REQUIREMENTS:
Copy out the listing that follows exactly, dropping every picture.
....
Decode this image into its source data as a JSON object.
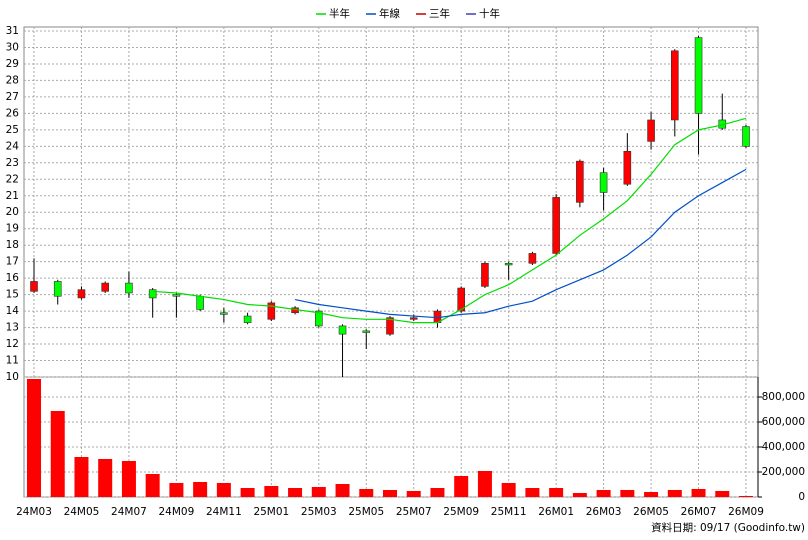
{
  "chart_data": [
    {
      "type": "candlestick",
      "categories": [
        "24M03",
        null,
        "24M05",
        null,
        "24M07",
        null,
        "24M09",
        null,
        "24M11",
        null,
        "25M01",
        null,
        "25M03",
        null,
        "25M05",
        null,
        "25M07",
        null,
        "25M09",
        null,
        "25M11",
        null,
        "26M01",
        null,
        "26M03",
        null,
        "26M05",
        null,
        "26M07",
        null,
        "26M09"
      ],
      "open": [
        15.2,
        15.8,
        14.8,
        15.2,
        15.7,
        15.3,
        15.0,
        14.9,
        13.9,
        13.7,
        13.5,
        13.9,
        14.0,
        13.1,
        12.8,
        12.6,
        13.5,
        13.3,
        14.0,
        15.5,
        16.9,
        16.9,
        17.5,
        20.6,
        22.4,
        21.7,
        24.3,
        25.6,
        30.6,
        25.6,
        25.2
      ],
      "high": [
        17.2,
        15.9,
        15.5,
        15.8,
        16.4,
        15.4,
        15.1,
        15.0,
        14.2,
        13.9,
        14.6,
        14.3,
        14.1,
        13.2,
        12.9,
        13.7,
        13.8,
        14.1,
        15.5,
        17.0,
        17.0,
        17.6,
        21.1,
        23.2,
        22.7,
        24.8,
        26.1,
        29.9,
        30.7,
        27.2,
        25.3
      ],
      "low": [
        15.1,
        14.4,
        14.7,
        15.1,
        14.8,
        13.6,
        13.6,
        14.0,
        13.3,
        13.2,
        13.4,
        13.8,
        13.0,
        10.0,
        11.7,
        12.5,
        13.4,
        13.0,
        13.9,
        15.4,
        15.9,
        16.8,
        17.4,
        20.3,
        20.1,
        21.6,
        23.8,
        24.6,
        23.5,
        25.0,
        23.9
      ],
      "close": [
        15.8,
        14.9,
        15.3,
        15.7,
        15.1,
        14.8,
        14.9,
        14.1,
        13.8,
        13.3,
        14.5,
        14.2,
        13.1,
        12.6,
        12.7,
        13.6,
        13.6,
        14.0,
        15.4,
        16.9,
        16.8,
        17.5,
        20.9,
        23.1,
        21.2,
        23.7,
        25.6,
        29.8,
        26.0,
        25.1,
        24.0
      ],
      "up_color": "#ff0000",
      "down_color": "#00ff00",
      "series": [
        {
          "name": "半年",
          "color": "#00dd00",
          "values": [
            null,
            null,
            null,
            null,
            null,
            15.2,
            15.1,
            14.9,
            14.7,
            14.4,
            14.3,
            14.1,
            13.9,
            13.6,
            13.5,
            13.5,
            13.3,
            13.3,
            14.1,
            15.0,
            15.6,
            16.5,
            17.4,
            18.6,
            19.6,
            20.7,
            22.3,
            24.1,
            25.0,
            25.3,
            25.7
          ]
        },
        {
          "name": "年線",
          "color": "#0050c8",
          "values": [
            null,
            null,
            null,
            null,
            null,
            null,
            null,
            null,
            null,
            null,
            null,
            14.7,
            14.4,
            14.2,
            14.0,
            13.8,
            13.7,
            13.6,
            13.8,
            13.9,
            14.3,
            14.6,
            15.3,
            15.9,
            16.5,
            17.4,
            18.5,
            20.0,
            21.0,
            21.8,
            22.6
          ]
        },
        {
          "name": "三年",
          "color": "#c00000",
          "values": [
            null,
            null,
            null,
            null,
            null,
            null,
            null,
            null,
            null,
            null,
            null,
            null,
            null,
            null,
            null,
            null,
            null,
            null,
            null,
            null,
            null,
            null,
            null,
            null,
            null,
            null,
            null,
            null,
            null,
            null,
            null
          ]
        },
        {
          "name": "十年",
          "color": "#4040b0",
          "values": [
            null,
            null,
            null,
            null,
            null,
            null,
            null,
            null,
            null,
            null,
            null,
            null,
            null,
            null,
            null,
            null,
            null,
            null,
            null,
            null,
            null,
            null,
            null,
            null,
            null,
            null,
            null,
            null,
            null,
            null,
            null
          ]
        }
      ],
      "ylim": [
        10,
        31
      ],
      "yticks": [
        10,
        11,
        12,
        13,
        14,
        15,
        16,
        17,
        18,
        19,
        20,
        21,
        22,
        23,
        24,
        25,
        26,
        27,
        28,
        29,
        30,
        31
      ],
      "grid": true,
      "legend": "top"
    },
    {
      "type": "bar",
      "color": "#ff0000",
      "values": [
        944000,
        688000,
        320000,
        304000,
        288000,
        184000,
        112000,
        120000,
        112000,
        72000,
        88000,
        72000,
        80000,
        104000,
        64000,
        56000,
        48000,
        72000,
        168000,
        208000,
        112000,
        72000,
        72000,
        32000,
        56000,
        56000,
        40000,
        56000,
        64000,
        48000,
        8000
      ],
      "ylim": [
        0,
        960000
      ],
      "yticks": [
        0,
        {
          "value": 200000,
          "label": "200,000"
        },
        {
          "value": 400000,
          "label": "400,000"
        },
        {
          "value": 600000,
          "label": "600,000"
        },
        {
          "value": 800000,
          "label": "800,000"
        }
      ],
      "grid": true
    }
  ],
  "footer": "資料日期: 09/17 (Goodinfo.tw)"
}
....
COMPLETE OUTPUT:
Decode this image into its source data as a JSON object.
{
  "chart_data": [
    {
      "type": "candlestick",
      "categories": [
        "24M03",
        null,
        "24M05",
        null,
        "24M07",
        null,
        "24M09",
        null,
        "24M11",
        null,
        "25M01",
        null,
        "25M03",
        null,
        "25M05",
        null,
        "25M07",
        null,
        "25M09",
        null,
        "25M11",
        null,
        "26M01",
        null,
        "26M03",
        null,
        "26M05",
        null,
        "26M07",
        null,
        "26M09"
      ],
      "open": [
        15.2,
        15.8,
        14.8,
        15.2,
        15.7,
        15.3,
        15.0,
        14.9,
        13.9,
        13.7,
        13.5,
        13.9,
        14.0,
        13.1,
        12.8,
        12.6,
        13.5,
        13.3,
        14.0,
        15.5,
        16.9,
        16.9,
        17.5,
        20.6,
        22.4,
        21.7,
        24.3,
        25.6,
        30.6,
        25.6,
        25.2
      ],
      "high": [
        17.2,
        15.9,
        15.5,
        15.8,
        16.4,
        15.4,
        15.1,
        15.0,
        14.2,
        13.9,
        14.6,
        14.3,
        14.1,
        13.2,
        12.9,
        13.7,
        13.8,
        14.1,
        15.5,
        17.0,
        17.0,
        17.6,
        21.1,
        23.2,
        22.7,
        24.8,
        26.1,
        29.9,
        30.7,
        27.2,
        25.3
      ],
      "low": [
        15.1,
        14.4,
        14.7,
        15.1,
        14.8,
        13.6,
        13.6,
        14.0,
        13.3,
        13.2,
        13.4,
        13.8,
        13.0,
        10.0,
        11.7,
        12.5,
        13.4,
        13.0,
        13.9,
        15.4,
        15.9,
        16.8,
        17.4,
        20.3,
        20.1,
        21.6,
        23.8,
        24.6,
        23.5,
        25.0,
        23.9
      ],
      "close": [
        15.8,
        14.9,
        15.3,
        15.7,
        15.1,
        14.8,
        14.9,
        14.1,
        13.8,
        13.3,
        14.5,
        14.2,
        13.1,
        12.6,
        12.7,
        13.6,
        13.6,
        14.0,
        15.4,
        16.9,
        16.8,
        17.5,
        20.9,
        23.1,
        21.2,
        23.7,
        25.6,
        29.8,
        26.0,
        25.1,
        24.0
      ],
      "up_color": "#ff0000",
      "down_color": "#00ff00",
      "series": [
        {
          "name": "半年",
          "color": "#00dd00",
          "values": [
            null,
            null,
            null,
            null,
            null,
            15.2,
            15.1,
            14.9,
            14.7,
            14.4,
            14.3,
            14.1,
            13.9,
            13.6,
            13.5,
            13.5,
            13.3,
            13.3,
            14.1,
            15.0,
            15.6,
            16.5,
            17.4,
            18.6,
            19.6,
            20.7,
            22.3,
            24.1,
            25.0,
            25.3,
            25.7
          ]
        },
        {
          "name": "年線",
          "color": "#0050c8",
          "values": [
            null,
            null,
            null,
            null,
            null,
            null,
            null,
            null,
            null,
            null,
            null,
            14.7,
            14.4,
            14.2,
            14.0,
            13.8,
            13.7,
            13.6,
            13.8,
            13.9,
            14.3,
            14.6,
            15.3,
            15.9,
            16.5,
            17.4,
            18.5,
            20.0,
            21.0,
            21.8,
            22.6
          ]
        },
        {
          "name": "三年",
          "color": "#c00000",
          "values": [
            null,
            null,
            null,
            null,
            null,
            null,
            null,
            null,
            null,
            null,
            null,
            null,
            null,
            null,
            null,
            null,
            null,
            null,
            null,
            null,
            null,
            null,
            null,
            null,
            null,
            null,
            null,
            null,
            null,
            null,
            null
          ]
        },
        {
          "name": "十年",
          "color": "#4040b0",
          "values": [
            null,
            null,
            null,
            null,
            null,
            null,
            null,
            null,
            null,
            null,
            null,
            null,
            null,
            null,
            null,
            null,
            null,
            null,
            null,
            null,
            null,
            null,
            null,
            null,
            null,
            null,
            null,
            null,
            null,
            null,
            null
          ]
        }
      ],
      "ylim": [
        10,
        31
      ],
      "yticks": [
        10,
        11,
        12,
        13,
        14,
        15,
        16,
        17,
        18,
        19,
        20,
        21,
        22,
        23,
        24,
        25,
        26,
        27,
        28,
        29,
        30,
        31
      ],
      "grid": true,
      "legend": "top"
    },
    {
      "type": "bar",
      "color": "#ff0000",
      "values": [
        944000,
        688000,
        320000,
        304000,
        288000,
        184000,
        112000,
        120000,
        112000,
        72000,
        88000,
        72000,
        80000,
        104000,
        64000,
        56000,
        48000,
        72000,
        168000,
        208000,
        112000,
        72000,
        72000,
        32000,
        56000,
        56000,
        40000,
        56000,
        64000,
        48000,
        8000
      ],
      "ylim": [
        0,
        960000
      ],
      "yticks": [
        0,
        {
          "value": 200000,
          "label": "200,000"
        },
        {
          "value": 400000,
          "label": "400,000"
        },
        {
          "value": 600000,
          "label": "600,000"
        },
        {
          "value": 800000,
          "label": "800,000"
        }
      ],
      "grid": true
    }
  ],
  "footer": "資料日期: 09/17 (Goodinfo.tw)"
}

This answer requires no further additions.